— BEGIN Listed records —
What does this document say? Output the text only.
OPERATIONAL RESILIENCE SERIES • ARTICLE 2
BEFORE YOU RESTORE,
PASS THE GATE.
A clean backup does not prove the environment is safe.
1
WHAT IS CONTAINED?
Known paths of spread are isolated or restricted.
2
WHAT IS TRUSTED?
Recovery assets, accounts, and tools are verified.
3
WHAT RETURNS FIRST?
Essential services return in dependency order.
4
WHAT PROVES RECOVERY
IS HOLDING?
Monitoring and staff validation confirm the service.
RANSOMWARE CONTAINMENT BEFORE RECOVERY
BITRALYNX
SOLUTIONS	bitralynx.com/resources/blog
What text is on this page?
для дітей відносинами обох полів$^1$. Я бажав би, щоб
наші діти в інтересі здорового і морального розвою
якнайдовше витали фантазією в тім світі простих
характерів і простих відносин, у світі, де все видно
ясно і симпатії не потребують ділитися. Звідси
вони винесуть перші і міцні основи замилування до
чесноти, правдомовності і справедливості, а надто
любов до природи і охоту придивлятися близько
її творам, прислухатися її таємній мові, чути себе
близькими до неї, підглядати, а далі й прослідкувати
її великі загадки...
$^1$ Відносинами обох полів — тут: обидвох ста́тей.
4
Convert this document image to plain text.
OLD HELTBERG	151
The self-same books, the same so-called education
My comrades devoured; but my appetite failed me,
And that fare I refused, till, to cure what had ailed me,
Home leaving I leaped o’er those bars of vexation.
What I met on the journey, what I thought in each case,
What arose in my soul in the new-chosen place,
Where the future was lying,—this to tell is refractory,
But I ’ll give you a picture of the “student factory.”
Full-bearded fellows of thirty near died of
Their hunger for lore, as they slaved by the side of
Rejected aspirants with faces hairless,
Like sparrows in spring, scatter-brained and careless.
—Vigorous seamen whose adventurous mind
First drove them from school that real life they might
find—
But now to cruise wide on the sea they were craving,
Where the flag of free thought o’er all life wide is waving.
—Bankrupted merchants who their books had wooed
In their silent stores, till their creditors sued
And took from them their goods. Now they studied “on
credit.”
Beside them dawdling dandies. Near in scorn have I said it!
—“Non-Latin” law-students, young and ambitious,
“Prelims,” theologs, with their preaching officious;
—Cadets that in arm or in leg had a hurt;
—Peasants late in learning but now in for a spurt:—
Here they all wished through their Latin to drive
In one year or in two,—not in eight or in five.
— END Listed records —
Problem requirements: Work out how many lines above contain the word "that". Give only the number.

Reply to the exercise: 3